## WORK TO BE COMPLETED
Nothing in the records may be left out or altered; reproduce them all exactly.
++++ EXERCISE DATA ++++
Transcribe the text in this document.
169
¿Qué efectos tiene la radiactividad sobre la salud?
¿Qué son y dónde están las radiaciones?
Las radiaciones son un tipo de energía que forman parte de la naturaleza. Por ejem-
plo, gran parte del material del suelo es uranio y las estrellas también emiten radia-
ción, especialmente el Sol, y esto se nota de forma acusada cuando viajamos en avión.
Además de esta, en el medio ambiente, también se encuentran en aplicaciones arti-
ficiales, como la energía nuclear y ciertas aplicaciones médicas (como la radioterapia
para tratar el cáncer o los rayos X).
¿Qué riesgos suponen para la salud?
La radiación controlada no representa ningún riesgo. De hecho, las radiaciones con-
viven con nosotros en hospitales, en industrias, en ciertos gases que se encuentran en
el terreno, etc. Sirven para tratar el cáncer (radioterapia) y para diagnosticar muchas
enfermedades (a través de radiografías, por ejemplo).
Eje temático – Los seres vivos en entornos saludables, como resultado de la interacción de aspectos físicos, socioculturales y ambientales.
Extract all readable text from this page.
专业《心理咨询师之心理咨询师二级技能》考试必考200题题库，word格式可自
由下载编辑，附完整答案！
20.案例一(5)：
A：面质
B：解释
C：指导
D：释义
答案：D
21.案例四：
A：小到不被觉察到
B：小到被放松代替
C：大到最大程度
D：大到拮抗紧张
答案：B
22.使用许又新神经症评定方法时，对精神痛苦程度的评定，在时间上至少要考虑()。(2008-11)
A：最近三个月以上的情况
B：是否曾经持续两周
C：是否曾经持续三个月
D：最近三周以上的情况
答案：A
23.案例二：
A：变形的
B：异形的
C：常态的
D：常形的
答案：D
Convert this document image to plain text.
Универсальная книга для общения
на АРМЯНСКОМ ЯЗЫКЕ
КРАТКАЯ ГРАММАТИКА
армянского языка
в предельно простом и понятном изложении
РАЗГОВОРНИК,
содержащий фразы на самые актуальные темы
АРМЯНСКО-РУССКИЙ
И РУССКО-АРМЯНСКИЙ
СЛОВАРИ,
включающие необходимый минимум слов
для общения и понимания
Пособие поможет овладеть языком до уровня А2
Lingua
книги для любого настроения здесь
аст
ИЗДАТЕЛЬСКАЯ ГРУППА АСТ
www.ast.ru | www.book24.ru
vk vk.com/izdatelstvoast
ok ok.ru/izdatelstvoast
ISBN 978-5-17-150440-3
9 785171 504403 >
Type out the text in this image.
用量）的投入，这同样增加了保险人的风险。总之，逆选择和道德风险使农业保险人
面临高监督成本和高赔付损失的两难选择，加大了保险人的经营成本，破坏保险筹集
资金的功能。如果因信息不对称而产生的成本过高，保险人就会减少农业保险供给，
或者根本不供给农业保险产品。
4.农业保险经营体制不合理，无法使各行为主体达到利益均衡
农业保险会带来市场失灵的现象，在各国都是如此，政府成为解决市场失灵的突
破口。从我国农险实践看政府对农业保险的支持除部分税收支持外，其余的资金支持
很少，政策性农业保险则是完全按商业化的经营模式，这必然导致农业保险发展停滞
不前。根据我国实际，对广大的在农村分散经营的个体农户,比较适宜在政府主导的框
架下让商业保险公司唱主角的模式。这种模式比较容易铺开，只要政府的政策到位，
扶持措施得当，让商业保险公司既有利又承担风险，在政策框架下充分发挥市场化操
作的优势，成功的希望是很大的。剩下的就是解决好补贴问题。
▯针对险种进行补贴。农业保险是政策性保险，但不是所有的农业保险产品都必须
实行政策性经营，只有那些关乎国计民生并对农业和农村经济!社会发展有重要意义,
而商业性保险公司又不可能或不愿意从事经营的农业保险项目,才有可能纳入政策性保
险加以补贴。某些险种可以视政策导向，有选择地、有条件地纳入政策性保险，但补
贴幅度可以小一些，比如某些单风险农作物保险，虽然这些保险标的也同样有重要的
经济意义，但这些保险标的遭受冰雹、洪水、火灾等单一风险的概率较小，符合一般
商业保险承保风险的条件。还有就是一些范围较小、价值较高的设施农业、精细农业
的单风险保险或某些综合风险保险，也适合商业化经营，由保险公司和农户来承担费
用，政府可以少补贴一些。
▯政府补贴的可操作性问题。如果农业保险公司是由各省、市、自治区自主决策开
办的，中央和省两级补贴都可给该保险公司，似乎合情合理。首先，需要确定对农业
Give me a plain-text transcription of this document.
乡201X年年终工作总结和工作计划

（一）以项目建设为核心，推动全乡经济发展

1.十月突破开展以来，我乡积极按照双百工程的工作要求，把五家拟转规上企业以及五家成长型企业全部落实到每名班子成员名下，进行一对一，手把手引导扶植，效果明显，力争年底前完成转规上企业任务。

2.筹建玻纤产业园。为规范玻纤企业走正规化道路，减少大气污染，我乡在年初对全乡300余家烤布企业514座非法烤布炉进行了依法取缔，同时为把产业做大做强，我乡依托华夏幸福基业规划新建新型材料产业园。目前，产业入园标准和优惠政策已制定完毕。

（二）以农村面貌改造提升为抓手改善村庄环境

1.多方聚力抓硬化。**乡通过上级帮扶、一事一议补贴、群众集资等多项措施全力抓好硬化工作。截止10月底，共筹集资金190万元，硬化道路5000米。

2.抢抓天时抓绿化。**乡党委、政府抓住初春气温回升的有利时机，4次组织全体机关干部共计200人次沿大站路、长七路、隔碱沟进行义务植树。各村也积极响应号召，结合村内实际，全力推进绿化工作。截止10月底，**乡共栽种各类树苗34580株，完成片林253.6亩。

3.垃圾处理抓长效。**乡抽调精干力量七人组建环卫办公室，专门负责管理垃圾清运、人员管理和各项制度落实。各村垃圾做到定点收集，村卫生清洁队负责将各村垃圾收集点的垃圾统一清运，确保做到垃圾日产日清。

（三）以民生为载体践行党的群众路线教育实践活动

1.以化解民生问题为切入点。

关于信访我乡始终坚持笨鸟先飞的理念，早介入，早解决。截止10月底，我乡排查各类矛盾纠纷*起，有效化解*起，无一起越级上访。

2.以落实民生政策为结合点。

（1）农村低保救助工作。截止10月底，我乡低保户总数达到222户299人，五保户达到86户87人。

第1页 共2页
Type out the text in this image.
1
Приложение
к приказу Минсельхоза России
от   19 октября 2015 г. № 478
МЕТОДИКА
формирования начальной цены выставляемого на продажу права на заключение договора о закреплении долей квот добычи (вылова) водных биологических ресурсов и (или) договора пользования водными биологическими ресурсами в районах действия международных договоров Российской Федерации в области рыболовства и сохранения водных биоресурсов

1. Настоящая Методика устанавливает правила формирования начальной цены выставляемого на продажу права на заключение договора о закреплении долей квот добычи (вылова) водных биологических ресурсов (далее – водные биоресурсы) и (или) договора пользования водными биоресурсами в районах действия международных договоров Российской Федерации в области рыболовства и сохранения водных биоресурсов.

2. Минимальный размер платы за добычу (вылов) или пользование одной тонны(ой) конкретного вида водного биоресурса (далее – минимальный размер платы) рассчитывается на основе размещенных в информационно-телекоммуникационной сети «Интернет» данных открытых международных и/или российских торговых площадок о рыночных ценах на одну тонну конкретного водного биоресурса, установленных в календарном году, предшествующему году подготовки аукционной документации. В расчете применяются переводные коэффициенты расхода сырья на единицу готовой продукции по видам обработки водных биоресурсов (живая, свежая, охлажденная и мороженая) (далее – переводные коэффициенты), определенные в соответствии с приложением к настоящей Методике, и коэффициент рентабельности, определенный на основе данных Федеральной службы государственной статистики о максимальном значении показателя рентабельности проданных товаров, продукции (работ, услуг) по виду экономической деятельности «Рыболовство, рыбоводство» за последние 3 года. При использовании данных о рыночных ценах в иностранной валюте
++++
## EXERCISE RESULT
Transcribe the text in this document.
169
¿Qué efectos tiene la radiactividad sobre la salud?
¿Qué son y dónde están las radiaciones?
Las radiaciones son un tipo de energía que forman parte de la naturaleza. Por ejem-
plo, gran parte del material del suelo es uranio y las estrellas también emiten radia-
ción, especialmente el Sol, y esto se nota de forma acusada cuando viajamos en avión.
Además de esta, en el medio ambiente, también se encuentran en aplicaciones arti-
ficiales, como la energía nuclear y ciertas aplicaciones médicas (como la radioterapia
para tratar el cáncer o los rayos X).
¿Qué riesgos suponen para la salud?
La radiación controlada no representa ningún riesgo. De hecho, las radiaciones con-
viven con nosotros en hospitales, en industrias, en ciertos gases que se encuentran en
el terreno, etc. Sirven para tratar el cáncer (radioterapia) y para diagnosticar muchas
enfermedades (a través de radiografías, por ejemplo).
Eje temático – Los seres vivos en entornos saludables, como resultado de la interacción de aspectos físicos, socioculturales y ambientales.
Extract all readable text from this page.
专业《心理咨询师之心理咨询师二级技能》考试必考200题题库，word格式可自
由下载编辑，附完整答案！
20.案例一(5)：
A：面质
B：解释
C：指导
D：释义
答案：D
21.案例四：
A：小到不被觉察到
B：小到被放松代替
C：大到最大程度
D：大到拮抗紧张
答案：B
22.使用许又新神经症评定方法时，对精神痛苦程度的评定，在时间上至少要考虑()。(2008-11)
A：最近三个月以上的情况
B：是否曾经持续两周
C：是否曾经持续三个月
D：最近三周以上的情况
答案：A
23.案例二：
A：变形的
B：异形的
C：常态的
D：常形的
答案：D
Convert this document image to plain text.
Универсальная книга для общения
на АРМЯНСКОМ ЯЗЫКЕ
КРАТКАЯ ГРАММАТИКА
армянского языка
в предельно простом и понятном изложении
РАЗГОВОРНИК,
содержащий фразы на самые актуальные темы
АРМЯНСКО-РУССКИЙ
И РУССКО-АРМЯНСКИЙ
СЛОВАРИ,
включающие необходимый минимум слов
для общения и понимания
Пособие поможет овладеть языком до уровня А2
Lingua
книги для любого настроения здесь
аст
ИЗДАТЕЛЬСКАЯ ГРУППА АСТ
www.ast.ru | www.book24.ru
vk vk.com/izdatelstvoast
ok ok.ru/izdatelstvoast
ISBN 978-5-17-150440-3
9 785171 504403 >
Type out the text in this image.
用量）的投入，这同样增加了保险人的风险。总之，逆选择和道德风险使农业保险人
面临高监督成本和高赔付损失的两难选择，加大了保险人的经营成本，破坏保险筹集
资金的功能。如果因信息不对称而产生的成本过高，保险人就会减少农业保险供给，
或者根本不供给农业保险产品。
4.农业保险经营体制不合理，无法使各行为主体达到利益均衡
农业保险会带来市场失灵的现象，在各国都是如此，政府成为解决市场失灵的突
破口。从我国农险实践看政府对农业保险的支持除部分税收支持外，其余的资金支持
很少，政策性农业保险则是完全按商业化的经营模式，这必然导致农业保险发展停滞
不前。根据我国实际，对广大的在农村分散经营的个体农户,比较适宜在政府主导的框
架下让商业保险公司唱主角的模式。这种模式比较容易铺开，只要政府的政策到位，
扶持措施得当，让商业保险公司既有利又承担风险，在政策框架下充分发挥市场化操
作的优势，成功的希望是很大的。剩下的就是解决好补贴问题。
▯针对险种进行补贴。农业保险是政策性保险，但不是所有的农业保险产品都必须
实行政策性经营，只有那些关乎国计民生并对农业和农村经济!社会发展有重要意义,
而商业性保险公司又不可能或不愿意从事经营的农业保险项目,才有可能纳入政策性保
险加以补贴。某些险种可以视政策导向，有选择地、有条件地纳入政策性保险，但补
贴幅度可以小一些，比如某些单风险农作物保险，虽然这些保险标的也同样有重要的
经济意义，但这些保险标的遭受冰雹、洪水、火灾等单一风险的概率较小，符合一般
商业保险承保风险的条件。还有就是一些范围较小、价值较高的设施农业、精细农业
的单风险保险或某些综合风险保险，也适合商业化经营，由保险公司和农户来承担费
用，政府可以少补贴一些。
▯政府补贴的可操作性问题。如果农业保险公司是由各省、市、自治区自主决策开
办的，中央和省两级补贴都可给该保险公司，似乎合情合理。首先，需要确定对农业
Give me a plain-text transcription of this document.
乡201X年年终工作总结和工作计划

（一）以项目建设为核心，推动全乡经济发展

1.十月突破开展以来，我乡积极按照双百工程的工作要求，把五家拟转规上企业以及五家成长型企业全部落实到每名班子成员名下，进行一对一，手把手引导扶植，效果明显，力争年底前完成转规上企业任务。

2.筹建玻纤产业园。为规范玻纤企业走正规化道路，减少大气污染，我乡在年初对全乡300余家烤布企业514座非法烤布炉进行了依法取缔，同时为把产业做大做强，我乡依托华夏幸福基业规划新建新型材料产业园。目前，产业入园标准和优惠政策已制定完毕。

（二）以农村面貌改造提升为抓手改善村庄环境

1.多方聚力抓硬化。**乡通过上级帮扶、一事一议补贴、群众集资等多项措施全力抓好硬化工作。截止10月底，共筹集资金190万元，硬化道路5000米。

2.抢抓天时抓绿化。**乡党委、政府抓住初春气温回升的有利时机，4次组织全体机关干部共计200人次沿大站路、长七路、隔碱沟进行义务植树。各村也积极响应号召，结合村内实际，全力推进绿化工作。截止10月底，**乡共栽种各类树苗34580株，完成片林253.6亩。

3.垃圾处理抓长效。**乡抽调精干力量七人组建环卫办公室，专门负责管理垃圾清运、人员管理和各项制度落实。各村垃圾做到定点收集，村卫生清洁队负责将各村垃圾收集点的垃圾统一清运，确保做到垃圾日产日清。

（三）以民生为载体践行党的群众路线教育实践活动

1.以化解民生问题为切入点。

关于信访我乡始终坚持笨鸟先飞的理念，早介入，早解决。截止10月底，我乡排查各类矛盾纠纷*起，有效化解*起，无一起越级上访。

2.以落实民生政策为结合点。

（1）农村低保救助工作。截止10月底，我乡低保户总数达到222户299人，五保户达到86户87人。

第1页 共2页
Type out the text in this image.
1
Приложение
к приказу Минсельхоза России
от   19 октября 2015 г. № 478
МЕТОДИКА
формирования начальной цены выставляемого на продажу права на заключение договора о закреплении долей квот добычи (вылова) водных биологических ресурсов и (или) договора пользования водными биологическими ресурсами в районах действия международных договоров Российской Федерации в области рыболовства и сохранения водных биоресурсов

1. Настоящая Методика устанавливает правила формирования начальной цены выставляемого на продажу права на заключение договора о закреплении долей квот добычи (вылова) водных биологических ресурсов (далее – водные биоресурсы) и (или) договора пользования водными биоресурсами в районах действия международных договоров Российской Федерации в области рыболовства и сохранения водных биоресурсов.

2. Минимальный размер платы за добычу (вылов) или пользование одной тонны(ой) конкретного вида водного биоресурса (далее – минимальный размер платы) рассчитывается на основе размещенных в информационно-телекоммуникационной сети «Интернет» данных открытых международных и/или российских торговых площадок о рыночных ценах на одну тонну конкретного водного биоресурса, установленных в календарном году, предшествующему году подготовки аукционной документации. В расчете применяются переводные коэффициенты расхода сырья на единицу готовой продукции по видам обработки водных биоресурсов (живая, свежая, охлажденная и мороженая) (далее – переводные коэффициенты), определенные в соответствии с приложением к настоящей Методике, и коэффициент рентабельности, определенный на основе данных Федеральной службы государственной статистики о максимальном значении показателя рентабельности проданных товаров, продукции (работ, услуг) по виду экономической деятельности «Рыболовство, рыбоводство» за последние 3 года. При использовании данных о рыночных ценах в иностранной валюте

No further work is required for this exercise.